>> begin Supplied entries
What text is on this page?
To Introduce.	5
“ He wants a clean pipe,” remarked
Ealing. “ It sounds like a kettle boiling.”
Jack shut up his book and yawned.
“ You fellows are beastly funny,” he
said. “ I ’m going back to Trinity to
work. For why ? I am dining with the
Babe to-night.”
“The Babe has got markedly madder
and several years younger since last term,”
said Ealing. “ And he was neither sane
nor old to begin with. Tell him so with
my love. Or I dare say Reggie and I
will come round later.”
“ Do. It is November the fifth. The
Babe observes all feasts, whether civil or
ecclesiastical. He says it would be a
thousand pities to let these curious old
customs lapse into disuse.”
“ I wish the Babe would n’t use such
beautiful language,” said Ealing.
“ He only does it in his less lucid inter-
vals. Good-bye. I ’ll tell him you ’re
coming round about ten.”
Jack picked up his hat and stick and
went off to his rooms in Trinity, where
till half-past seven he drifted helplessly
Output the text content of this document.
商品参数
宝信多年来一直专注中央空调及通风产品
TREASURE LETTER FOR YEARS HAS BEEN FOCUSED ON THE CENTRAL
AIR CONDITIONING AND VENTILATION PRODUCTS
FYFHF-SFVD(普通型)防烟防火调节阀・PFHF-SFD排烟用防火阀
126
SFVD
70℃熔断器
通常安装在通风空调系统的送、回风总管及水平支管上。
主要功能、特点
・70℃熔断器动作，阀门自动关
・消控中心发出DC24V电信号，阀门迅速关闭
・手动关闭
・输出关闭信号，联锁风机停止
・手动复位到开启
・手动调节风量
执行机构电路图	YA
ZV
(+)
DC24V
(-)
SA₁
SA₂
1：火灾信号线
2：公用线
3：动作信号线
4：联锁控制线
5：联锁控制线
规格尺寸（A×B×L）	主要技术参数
>> end Supplied entries
Task – Search the data for "Jack". Copy every matching line.

Full solution –
Jack shut up his book and yawned.
Jack picked up his hat and stick and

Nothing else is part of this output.